STUDY TEXT →

■ ■ ■ ■ ■ ■ ■

OLIVIA MIWIL New Straits Times 18 Dec 16;
KINABATANGAN: A cabinet paper to revise the status of pangolin in Sabah has been prepared and expected to be tabled early next year.
Danau Girang Field Centre director Dr Benoit Goossens said Sunda pangolin was the only species found in Sabah but it was protected under Part 1 of Schedule 2 of the Sabah Wildlife Conservation Enactment 1997 which they can be hunted with permits.
“Pangolins are the most trafficked mammal in the world, and are mainly threatened by poaching for international trade involving live animals, meat and scales.
“Another threat is the habitat loss and fragmentation, although the severity of this threat requires further research in Sabah,” he said in a statement following the success of the centre in fitting satellite unit on a Sunda pangolin which was rescued by a villager Nasri Manjah at a palm oil plantation.
Goosen added the heavy trade of the species had prompted Sabah Tourism, Culture and Environment Minister Datuk Seri Masidi Manjun to push Sunda pangolin to become a totally protected species.
State Wildlife Department assistant director Dr Sen Nathan said about 22,000 pangolins were killed between May 2007 and Jan 2009 to supply a syndicate.
“Nasri, a full-time farmer, has lived in the Kinabatangan since 1976, and according to him pangolins were very common in his time but nowadays they are hard to spot.
“I am glad that he decided to save the pangolin by giving it to us and gave the animal a chance to survive, although several possible buyers were negotiating with him,” he added.
Meanwhile, the rescued adult female pangolin weighing at 7.72 kilogrammes has been named Asa, meaning “don’t give up” in Malay.

■ ■ ■ ■ ■ ■ ■

(Data excerpts)
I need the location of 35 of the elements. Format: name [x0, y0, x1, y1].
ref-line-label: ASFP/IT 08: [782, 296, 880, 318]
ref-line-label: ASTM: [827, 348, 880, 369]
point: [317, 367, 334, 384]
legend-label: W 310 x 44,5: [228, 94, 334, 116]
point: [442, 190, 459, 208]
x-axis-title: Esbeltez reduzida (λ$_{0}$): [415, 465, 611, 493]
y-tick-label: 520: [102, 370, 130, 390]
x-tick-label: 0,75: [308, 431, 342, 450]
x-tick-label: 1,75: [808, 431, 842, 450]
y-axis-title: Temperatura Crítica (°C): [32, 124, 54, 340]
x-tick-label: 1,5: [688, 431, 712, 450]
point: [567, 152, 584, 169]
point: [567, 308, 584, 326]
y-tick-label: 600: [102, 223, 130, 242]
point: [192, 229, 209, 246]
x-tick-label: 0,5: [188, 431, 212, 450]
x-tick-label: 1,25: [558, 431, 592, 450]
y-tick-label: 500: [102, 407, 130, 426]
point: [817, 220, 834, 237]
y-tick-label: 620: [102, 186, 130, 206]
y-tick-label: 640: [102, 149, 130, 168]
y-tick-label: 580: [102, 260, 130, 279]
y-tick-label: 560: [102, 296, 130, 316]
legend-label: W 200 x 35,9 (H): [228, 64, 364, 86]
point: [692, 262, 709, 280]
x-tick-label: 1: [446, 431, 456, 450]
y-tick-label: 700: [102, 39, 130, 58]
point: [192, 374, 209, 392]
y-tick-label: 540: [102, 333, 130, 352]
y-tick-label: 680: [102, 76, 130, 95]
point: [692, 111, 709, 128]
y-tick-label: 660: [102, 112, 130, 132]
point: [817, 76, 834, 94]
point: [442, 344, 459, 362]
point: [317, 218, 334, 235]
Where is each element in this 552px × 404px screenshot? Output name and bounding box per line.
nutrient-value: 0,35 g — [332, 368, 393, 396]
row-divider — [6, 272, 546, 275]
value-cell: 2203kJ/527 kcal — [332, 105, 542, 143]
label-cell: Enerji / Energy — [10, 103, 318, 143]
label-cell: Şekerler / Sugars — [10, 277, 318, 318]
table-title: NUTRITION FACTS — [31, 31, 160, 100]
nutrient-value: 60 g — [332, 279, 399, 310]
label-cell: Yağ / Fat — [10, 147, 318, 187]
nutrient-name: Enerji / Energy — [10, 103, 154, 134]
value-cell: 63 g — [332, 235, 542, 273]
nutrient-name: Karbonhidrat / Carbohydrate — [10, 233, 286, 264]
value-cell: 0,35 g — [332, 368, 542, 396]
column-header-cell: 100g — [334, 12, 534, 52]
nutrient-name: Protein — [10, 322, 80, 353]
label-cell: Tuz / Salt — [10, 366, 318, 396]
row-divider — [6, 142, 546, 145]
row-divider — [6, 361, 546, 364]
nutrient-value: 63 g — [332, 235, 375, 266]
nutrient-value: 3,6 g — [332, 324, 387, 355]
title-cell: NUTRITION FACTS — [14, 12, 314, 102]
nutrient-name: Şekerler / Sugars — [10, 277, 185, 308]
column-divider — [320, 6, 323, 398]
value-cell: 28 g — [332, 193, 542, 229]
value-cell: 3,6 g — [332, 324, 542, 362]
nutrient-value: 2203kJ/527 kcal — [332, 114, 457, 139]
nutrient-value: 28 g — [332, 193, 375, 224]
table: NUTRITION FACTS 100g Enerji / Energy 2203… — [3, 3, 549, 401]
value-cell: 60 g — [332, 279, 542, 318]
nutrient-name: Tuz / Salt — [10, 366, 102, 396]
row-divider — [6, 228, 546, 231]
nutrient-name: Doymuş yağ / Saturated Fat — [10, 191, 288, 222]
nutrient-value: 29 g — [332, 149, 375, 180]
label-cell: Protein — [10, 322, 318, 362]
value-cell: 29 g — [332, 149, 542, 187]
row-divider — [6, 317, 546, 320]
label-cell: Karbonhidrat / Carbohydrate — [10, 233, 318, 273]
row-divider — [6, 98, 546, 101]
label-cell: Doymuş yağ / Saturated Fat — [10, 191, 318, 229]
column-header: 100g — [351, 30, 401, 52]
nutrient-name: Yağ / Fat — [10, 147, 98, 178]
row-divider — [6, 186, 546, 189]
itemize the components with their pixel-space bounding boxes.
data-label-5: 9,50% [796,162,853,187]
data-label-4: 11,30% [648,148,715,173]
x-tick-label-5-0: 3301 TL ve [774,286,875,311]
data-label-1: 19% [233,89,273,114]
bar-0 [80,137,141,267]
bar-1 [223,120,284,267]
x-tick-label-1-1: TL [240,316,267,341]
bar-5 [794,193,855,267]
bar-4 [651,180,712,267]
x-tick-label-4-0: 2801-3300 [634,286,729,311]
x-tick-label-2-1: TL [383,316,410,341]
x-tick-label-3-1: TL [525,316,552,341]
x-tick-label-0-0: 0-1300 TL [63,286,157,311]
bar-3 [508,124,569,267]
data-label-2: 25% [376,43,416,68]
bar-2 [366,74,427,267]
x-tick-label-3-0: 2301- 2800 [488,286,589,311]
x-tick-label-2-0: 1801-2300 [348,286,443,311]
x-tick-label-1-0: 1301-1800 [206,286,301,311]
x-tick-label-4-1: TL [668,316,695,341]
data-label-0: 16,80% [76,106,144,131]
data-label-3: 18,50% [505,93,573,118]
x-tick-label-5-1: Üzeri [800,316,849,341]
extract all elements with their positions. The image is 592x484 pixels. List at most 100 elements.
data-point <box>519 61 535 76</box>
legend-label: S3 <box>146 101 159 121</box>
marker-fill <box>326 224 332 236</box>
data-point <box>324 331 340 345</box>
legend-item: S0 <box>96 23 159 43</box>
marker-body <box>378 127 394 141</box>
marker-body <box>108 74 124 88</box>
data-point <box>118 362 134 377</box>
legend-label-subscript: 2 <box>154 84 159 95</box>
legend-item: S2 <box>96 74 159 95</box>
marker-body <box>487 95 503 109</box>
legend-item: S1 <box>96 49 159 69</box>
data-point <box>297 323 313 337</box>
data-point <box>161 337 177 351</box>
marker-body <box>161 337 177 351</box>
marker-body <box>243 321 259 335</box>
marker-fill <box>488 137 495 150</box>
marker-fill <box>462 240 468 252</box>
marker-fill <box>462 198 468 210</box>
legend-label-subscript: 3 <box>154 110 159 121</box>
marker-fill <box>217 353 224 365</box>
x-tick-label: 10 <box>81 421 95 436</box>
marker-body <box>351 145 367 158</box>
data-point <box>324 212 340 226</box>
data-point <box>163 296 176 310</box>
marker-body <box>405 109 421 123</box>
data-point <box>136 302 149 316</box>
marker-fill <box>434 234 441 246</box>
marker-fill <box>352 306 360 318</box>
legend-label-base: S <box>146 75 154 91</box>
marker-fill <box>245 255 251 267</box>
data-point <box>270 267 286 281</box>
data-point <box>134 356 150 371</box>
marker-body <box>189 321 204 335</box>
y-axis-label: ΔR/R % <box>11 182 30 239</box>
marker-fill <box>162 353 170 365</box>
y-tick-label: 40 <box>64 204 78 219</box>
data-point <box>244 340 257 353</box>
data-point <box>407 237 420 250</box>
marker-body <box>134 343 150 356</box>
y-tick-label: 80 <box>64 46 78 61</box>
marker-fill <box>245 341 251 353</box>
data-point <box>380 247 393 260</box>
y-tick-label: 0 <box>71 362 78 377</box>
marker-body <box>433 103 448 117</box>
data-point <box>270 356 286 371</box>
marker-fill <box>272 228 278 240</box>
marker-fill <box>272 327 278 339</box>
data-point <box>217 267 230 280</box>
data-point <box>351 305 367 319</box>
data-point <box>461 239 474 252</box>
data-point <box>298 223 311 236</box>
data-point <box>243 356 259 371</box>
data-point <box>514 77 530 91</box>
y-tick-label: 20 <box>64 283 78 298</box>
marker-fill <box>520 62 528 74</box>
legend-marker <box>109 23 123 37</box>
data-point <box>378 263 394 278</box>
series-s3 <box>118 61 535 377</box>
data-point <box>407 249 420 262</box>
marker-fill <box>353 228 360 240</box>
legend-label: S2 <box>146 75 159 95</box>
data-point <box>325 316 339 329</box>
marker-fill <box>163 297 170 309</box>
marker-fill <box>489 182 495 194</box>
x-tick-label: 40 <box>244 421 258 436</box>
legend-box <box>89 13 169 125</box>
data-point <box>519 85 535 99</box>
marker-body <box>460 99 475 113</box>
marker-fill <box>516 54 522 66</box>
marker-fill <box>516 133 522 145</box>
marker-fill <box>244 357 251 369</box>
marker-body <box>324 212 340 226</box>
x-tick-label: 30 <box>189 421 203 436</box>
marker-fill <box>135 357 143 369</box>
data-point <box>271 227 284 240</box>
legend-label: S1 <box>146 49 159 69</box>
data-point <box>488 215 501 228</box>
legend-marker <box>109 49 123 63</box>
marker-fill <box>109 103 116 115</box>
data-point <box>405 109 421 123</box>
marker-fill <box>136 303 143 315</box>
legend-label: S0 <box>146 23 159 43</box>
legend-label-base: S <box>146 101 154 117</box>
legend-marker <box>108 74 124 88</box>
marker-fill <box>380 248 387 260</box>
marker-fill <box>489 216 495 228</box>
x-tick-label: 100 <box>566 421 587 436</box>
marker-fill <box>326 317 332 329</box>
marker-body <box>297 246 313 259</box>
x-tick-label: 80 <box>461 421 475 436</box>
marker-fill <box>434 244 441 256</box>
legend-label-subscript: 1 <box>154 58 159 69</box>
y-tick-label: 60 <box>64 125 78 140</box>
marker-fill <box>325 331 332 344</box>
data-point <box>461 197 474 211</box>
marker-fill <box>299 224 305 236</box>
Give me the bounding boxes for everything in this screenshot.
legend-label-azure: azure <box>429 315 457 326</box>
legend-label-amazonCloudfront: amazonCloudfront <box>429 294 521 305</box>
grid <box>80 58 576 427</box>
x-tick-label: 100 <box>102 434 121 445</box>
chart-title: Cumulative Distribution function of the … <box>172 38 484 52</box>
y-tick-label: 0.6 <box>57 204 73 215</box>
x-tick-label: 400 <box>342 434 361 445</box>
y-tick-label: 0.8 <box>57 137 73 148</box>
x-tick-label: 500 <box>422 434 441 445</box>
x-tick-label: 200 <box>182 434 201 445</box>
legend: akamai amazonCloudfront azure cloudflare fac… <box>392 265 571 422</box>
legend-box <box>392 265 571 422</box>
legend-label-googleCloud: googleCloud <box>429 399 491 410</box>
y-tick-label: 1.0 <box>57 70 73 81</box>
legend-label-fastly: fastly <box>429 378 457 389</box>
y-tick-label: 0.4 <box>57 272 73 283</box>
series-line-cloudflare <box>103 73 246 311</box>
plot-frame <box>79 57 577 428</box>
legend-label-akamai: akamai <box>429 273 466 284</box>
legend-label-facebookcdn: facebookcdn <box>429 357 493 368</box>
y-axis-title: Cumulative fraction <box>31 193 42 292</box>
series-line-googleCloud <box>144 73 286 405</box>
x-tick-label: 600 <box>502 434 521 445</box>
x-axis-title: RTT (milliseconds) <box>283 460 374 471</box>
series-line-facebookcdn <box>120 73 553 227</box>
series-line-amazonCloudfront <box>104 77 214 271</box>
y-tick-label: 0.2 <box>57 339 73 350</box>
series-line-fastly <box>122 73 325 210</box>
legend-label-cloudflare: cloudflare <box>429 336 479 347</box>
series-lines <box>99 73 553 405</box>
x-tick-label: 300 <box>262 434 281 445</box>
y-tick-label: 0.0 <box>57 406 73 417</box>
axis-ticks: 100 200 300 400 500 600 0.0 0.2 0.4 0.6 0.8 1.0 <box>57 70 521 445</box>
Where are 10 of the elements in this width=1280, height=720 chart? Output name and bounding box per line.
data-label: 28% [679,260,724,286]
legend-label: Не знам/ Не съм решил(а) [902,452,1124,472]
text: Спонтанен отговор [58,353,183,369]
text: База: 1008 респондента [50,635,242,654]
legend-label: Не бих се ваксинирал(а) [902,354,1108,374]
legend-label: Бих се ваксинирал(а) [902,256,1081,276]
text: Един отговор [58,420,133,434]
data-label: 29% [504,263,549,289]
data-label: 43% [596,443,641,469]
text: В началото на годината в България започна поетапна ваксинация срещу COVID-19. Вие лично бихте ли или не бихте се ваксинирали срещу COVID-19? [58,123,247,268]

■ ■ ■ ■ ■ ■ ■

Carry on the news article about pangolin protection in Sabah from its last sentence. The listing is separate material and has nothing to do with the pangolin article.

It was attached with a Global Positioning System unit weighing 80 grams on its scales, situated at its hind leg near to its tail to minimise interference with its movement.
The pangolin had been released and successfully tracked for already a week.
The centre’s lead researcher Elisa Panjang said it was difficult to study the species due to its elusive behavior and rarity.
“We want to understand how the pangolin responds to its environment, particularly in degraded and fragmented forest such as the Kinabatangan.”
Sabah team conducting study on Sunda pangolins
STEPHANIE LEE The Star 19 Dec 16;
KOTA KINABALU: Nasri Manjah saw an adult pangolin crossing the road near an oil palm estate in the Kinabatangan district and decided to bring it home.
He asked his son to share the find on his Facebook account and received offers from people wanting to buy the animal.
However, Nasri, who has lived in the district since 1976, refused to sell the female Sunda pangolin because he wanted it to be rescued after seeing its numbers declining due to hunting over the years.
His find gained the attention of Danau Girang Field Centre (DGFC) researchers Elisa Panjang, a doctorate student registered at Cardiff University and Dr Laura Benedict, a veterinarian from the Sabah Wildlife Department (SWD) Rescue Unit.
They later brought the animal to the DGFC. It was fitted with a global positioning system (GPS) unit and released.
Elisa said the 7.72kg pangolin which has been named “Asa”, was tracked for a week after its release to help the team carry out a research on pangolins and their habitat.
She said pangolins were scaly mammals, making them unique.
“So few studies have been made on the pangolins due to their elusive behaviour and no detailed research has been carried out on them.
“We want to understand how pangolins respond to the environment, particularly in degraded and fragmented forests like Kinabatangan.”
The project is a long-term collaboration between DGFC and SWD and is financially supported by Houston Zoo and Ocean Park Conservation Foundation Hong Kong.
DGFC director Dr Benoit Goossens said pangolins were the most trafficked mammal in the world.
He said the Sunda pangolin was the only species found in Sabah and protected under the Sabah Wildlife Conservation Enactment 1997, which meant that one must have a licence to hunt them.
However,state Tourism, Culture and Environment Minister Datuk Masidi Manjun had been seeking for the Sunda pangolin to become a totally-protected species, Dr Goossens said.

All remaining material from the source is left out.